=== EXERCISE GOAL ===
From the entries that follow, extract each line holding the string "Cucujoidea".
>> start ENTRIES SUPPLIED
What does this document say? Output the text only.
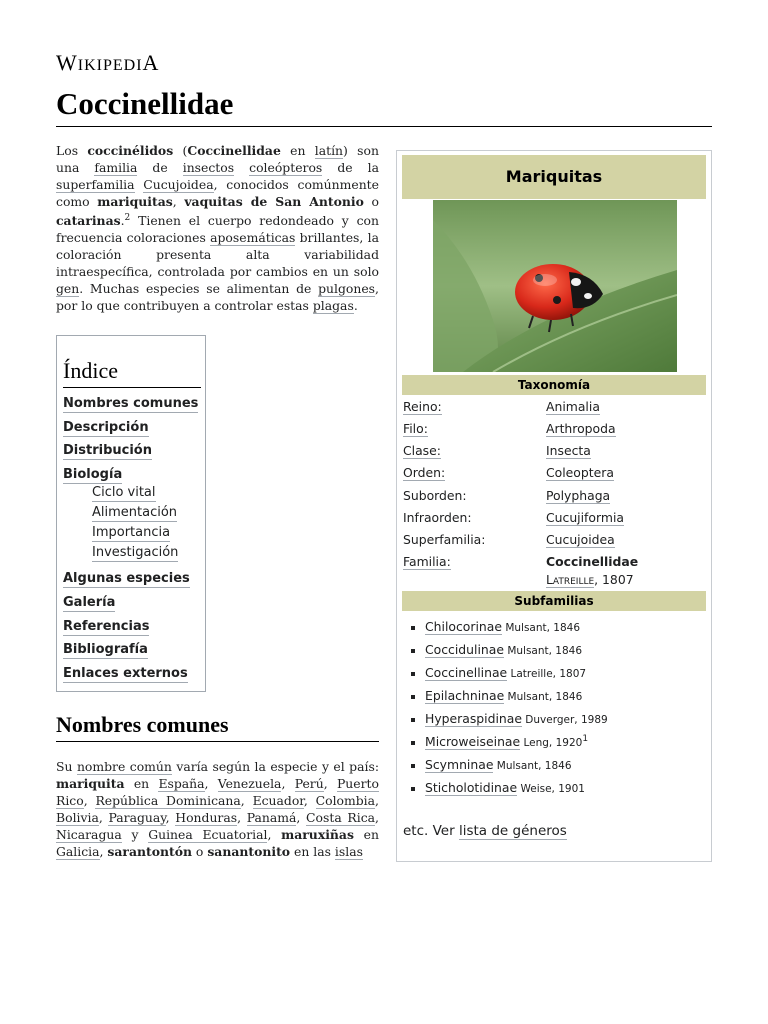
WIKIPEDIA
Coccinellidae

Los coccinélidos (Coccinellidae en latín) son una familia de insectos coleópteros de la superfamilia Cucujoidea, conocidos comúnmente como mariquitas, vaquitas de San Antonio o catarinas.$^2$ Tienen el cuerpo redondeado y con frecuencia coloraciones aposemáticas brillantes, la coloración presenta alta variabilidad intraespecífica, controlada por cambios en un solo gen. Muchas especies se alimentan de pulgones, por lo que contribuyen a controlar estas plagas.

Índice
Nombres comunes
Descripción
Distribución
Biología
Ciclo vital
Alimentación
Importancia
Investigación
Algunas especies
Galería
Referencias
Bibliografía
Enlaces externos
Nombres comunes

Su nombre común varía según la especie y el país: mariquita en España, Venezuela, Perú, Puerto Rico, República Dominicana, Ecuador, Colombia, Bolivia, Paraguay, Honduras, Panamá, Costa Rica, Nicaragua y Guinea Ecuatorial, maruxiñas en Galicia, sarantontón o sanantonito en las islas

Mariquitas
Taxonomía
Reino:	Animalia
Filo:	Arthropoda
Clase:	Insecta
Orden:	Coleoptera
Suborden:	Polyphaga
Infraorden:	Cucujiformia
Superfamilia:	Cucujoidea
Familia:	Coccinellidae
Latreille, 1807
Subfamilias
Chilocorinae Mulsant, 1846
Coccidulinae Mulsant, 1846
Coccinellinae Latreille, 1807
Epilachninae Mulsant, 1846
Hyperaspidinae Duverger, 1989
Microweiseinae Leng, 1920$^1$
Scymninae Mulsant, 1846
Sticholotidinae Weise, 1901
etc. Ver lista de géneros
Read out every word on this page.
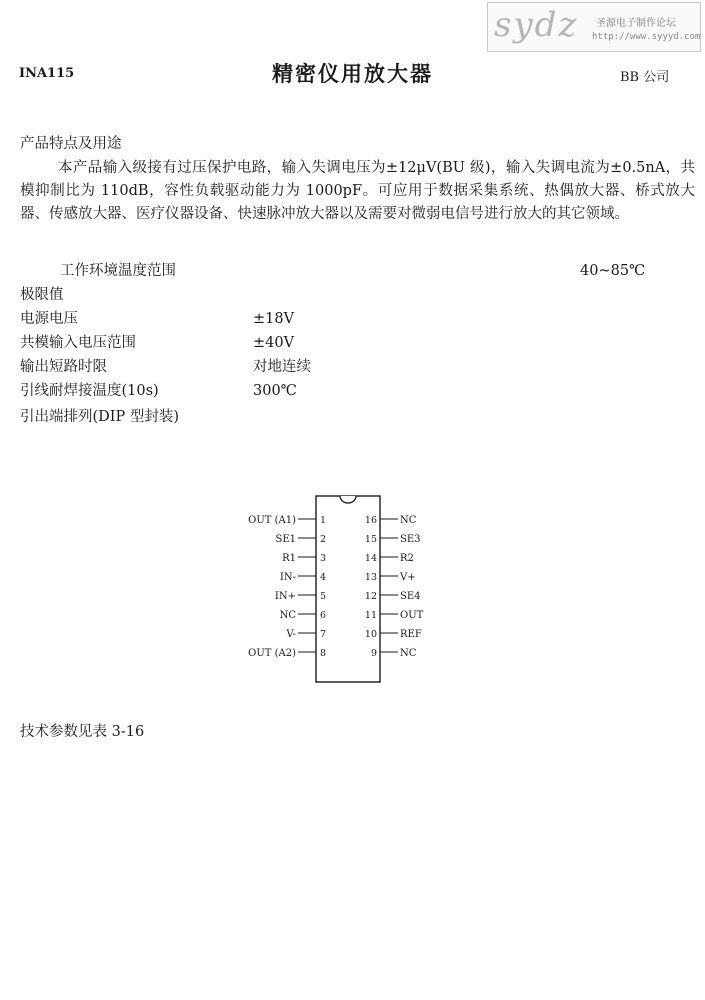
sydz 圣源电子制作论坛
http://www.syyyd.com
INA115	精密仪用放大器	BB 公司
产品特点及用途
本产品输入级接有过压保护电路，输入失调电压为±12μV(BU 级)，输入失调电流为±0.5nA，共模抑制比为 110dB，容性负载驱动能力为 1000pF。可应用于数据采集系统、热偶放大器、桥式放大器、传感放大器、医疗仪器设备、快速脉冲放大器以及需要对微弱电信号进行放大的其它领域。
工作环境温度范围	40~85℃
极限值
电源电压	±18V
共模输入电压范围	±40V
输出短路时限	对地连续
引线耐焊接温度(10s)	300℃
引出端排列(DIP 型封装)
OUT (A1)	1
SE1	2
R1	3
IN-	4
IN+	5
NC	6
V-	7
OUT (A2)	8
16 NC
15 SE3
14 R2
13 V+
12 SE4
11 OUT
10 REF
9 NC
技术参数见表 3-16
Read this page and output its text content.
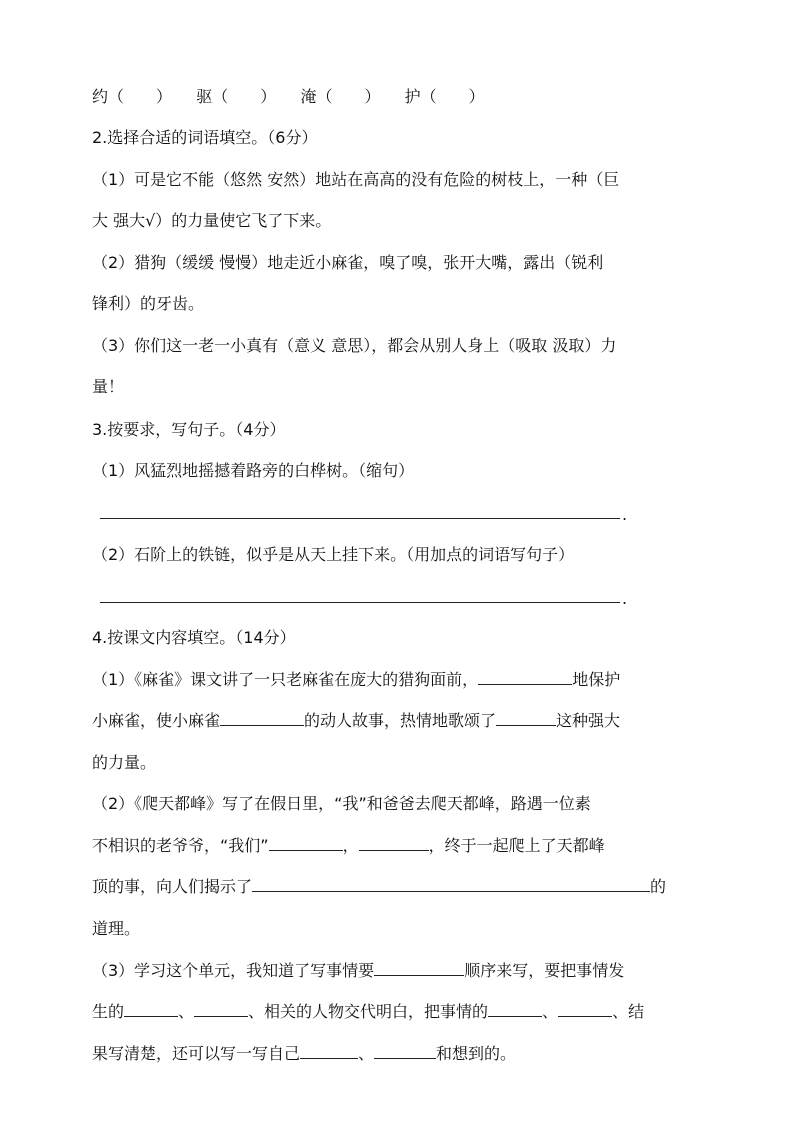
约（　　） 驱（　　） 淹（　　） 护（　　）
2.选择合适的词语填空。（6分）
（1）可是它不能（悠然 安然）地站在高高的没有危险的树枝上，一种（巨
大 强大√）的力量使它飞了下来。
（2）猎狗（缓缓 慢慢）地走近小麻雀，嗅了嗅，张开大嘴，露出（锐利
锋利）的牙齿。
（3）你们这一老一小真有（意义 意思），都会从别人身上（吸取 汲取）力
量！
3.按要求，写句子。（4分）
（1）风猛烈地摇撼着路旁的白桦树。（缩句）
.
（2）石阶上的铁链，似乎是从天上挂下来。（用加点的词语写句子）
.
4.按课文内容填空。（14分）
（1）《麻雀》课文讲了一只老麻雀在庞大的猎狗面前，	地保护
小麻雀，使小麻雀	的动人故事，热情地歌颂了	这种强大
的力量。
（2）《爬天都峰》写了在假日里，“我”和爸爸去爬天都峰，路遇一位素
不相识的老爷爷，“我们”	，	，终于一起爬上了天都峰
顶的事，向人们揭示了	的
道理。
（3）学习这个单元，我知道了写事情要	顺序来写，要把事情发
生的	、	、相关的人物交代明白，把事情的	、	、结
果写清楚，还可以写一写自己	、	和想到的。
>> end ENTRIES SUPPLIED
=== TASK SOLUTION ===
Los coccinélidos (Coccinellidae en latín) son una familia de insectos coleópteros de la superfamilia Cucujoidea, conocidos comúnmente como mariquitas, vaquitas de San Antonio o catarinas.$^2$ Tienen el cuerpo redondeado y con frecuencia coloraciones aposemáticas brillantes, la coloración presenta alta variabilidad intraespecífica, controlada por cambios en un solo gen. Muchas especies se alimentan de pulgones, por lo que contribuyen a controlar estas plagas.
Superfamilia:	Cucujoidea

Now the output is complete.